[DESCRIPTION OF THE TASK]
Scan the data for "écoles" and copy the lines it appears in.

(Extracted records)
--- --- ---

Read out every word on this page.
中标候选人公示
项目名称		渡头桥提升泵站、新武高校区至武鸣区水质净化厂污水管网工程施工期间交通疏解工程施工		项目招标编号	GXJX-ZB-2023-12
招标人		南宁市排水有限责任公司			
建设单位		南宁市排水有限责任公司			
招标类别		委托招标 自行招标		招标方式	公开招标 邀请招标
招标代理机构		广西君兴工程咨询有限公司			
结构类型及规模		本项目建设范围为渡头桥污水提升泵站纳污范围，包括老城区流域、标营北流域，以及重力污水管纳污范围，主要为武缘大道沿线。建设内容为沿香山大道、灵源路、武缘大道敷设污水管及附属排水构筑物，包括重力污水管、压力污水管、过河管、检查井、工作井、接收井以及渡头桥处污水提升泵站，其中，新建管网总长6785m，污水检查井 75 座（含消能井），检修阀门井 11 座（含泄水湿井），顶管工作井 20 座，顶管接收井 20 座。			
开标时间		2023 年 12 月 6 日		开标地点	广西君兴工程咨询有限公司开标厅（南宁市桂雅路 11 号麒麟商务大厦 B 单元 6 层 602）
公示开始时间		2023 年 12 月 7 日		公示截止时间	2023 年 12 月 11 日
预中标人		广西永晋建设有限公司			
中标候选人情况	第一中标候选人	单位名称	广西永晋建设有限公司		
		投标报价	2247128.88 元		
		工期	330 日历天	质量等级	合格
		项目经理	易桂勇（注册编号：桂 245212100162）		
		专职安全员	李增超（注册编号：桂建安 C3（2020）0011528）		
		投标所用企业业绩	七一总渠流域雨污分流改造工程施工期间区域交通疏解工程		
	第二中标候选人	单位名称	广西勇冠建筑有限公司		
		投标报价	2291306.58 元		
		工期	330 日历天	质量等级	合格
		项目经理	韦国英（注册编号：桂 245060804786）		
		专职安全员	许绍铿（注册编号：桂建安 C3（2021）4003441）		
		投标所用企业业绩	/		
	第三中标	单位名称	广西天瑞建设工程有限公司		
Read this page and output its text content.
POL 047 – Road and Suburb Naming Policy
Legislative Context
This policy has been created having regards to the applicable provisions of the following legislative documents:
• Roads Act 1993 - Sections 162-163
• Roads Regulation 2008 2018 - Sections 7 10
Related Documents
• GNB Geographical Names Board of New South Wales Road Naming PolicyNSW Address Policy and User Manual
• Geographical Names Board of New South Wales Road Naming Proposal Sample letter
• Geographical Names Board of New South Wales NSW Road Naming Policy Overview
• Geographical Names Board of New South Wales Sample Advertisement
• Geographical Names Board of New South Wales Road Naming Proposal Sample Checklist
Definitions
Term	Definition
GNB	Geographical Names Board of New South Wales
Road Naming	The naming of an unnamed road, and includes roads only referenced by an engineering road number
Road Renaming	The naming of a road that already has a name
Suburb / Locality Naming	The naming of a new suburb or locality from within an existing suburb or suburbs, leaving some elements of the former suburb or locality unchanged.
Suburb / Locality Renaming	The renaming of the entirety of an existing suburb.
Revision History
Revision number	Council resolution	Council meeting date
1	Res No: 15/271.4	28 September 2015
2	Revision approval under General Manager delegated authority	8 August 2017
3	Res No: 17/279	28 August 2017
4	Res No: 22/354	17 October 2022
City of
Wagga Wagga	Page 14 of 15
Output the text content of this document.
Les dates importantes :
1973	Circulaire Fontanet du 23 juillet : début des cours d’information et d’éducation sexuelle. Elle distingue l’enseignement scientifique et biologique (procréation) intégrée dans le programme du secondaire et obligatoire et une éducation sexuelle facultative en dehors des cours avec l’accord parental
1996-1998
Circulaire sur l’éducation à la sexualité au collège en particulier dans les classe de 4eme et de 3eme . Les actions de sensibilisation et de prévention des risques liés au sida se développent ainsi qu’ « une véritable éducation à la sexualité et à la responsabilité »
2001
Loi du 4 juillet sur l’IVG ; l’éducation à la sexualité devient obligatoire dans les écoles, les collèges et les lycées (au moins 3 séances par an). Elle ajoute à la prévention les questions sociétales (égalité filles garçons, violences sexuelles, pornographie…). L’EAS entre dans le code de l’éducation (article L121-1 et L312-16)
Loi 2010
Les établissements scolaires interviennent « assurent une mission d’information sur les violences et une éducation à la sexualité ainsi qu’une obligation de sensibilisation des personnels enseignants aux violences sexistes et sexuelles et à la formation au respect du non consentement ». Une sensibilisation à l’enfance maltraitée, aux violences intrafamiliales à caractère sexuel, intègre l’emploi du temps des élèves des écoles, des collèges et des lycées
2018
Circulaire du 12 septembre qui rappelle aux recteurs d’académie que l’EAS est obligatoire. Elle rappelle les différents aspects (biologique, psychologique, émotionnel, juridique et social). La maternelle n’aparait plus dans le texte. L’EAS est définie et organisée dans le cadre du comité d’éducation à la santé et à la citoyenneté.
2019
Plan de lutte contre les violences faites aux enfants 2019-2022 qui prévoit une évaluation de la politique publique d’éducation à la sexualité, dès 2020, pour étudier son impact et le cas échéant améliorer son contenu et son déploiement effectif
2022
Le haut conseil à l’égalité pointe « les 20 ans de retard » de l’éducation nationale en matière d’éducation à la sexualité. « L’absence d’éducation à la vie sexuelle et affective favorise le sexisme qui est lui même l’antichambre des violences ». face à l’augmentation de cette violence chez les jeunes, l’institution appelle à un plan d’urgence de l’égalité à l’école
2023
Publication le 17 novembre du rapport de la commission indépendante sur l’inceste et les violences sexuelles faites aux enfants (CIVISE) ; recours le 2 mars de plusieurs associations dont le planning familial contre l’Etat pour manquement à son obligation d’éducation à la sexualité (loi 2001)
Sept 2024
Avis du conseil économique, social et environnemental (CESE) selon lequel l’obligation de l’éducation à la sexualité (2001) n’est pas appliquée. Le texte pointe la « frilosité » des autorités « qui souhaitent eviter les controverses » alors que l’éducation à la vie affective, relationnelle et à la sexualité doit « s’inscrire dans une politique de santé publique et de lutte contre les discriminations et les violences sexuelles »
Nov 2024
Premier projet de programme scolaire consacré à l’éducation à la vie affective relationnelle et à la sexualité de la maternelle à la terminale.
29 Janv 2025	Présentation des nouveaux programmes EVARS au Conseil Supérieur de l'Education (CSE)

--- --- ---

[RESULT FOR THIS TASK]
Loi du 4 juillet sur l’IVG ; l’éducation à la sexualité devient obligatoire dans les écoles, les collèges et les lycées (au moins 3 séances par an). Elle ajoute à la prévention les questions sociétales (égalité filles garçons, violences sexuelles, pornographie…). L’EAS entre dans le code de l’éducation (article L121-1 et L312-16)
Les établissements scolaires interviennent « assurent une mission d’information sur les violences et une éducation à la sexualité ainsi qu’une obligation de sensibilisation des personnels enseignants aux violences sexistes et sexuelles et à la formation au respect du non consentement ». Une sensibilisation à l’enfance maltraitée, aux violences intrafamiliales à caractère sexuel, intègre l’emploi du temps des élèves des écoles, des collèges et des lycées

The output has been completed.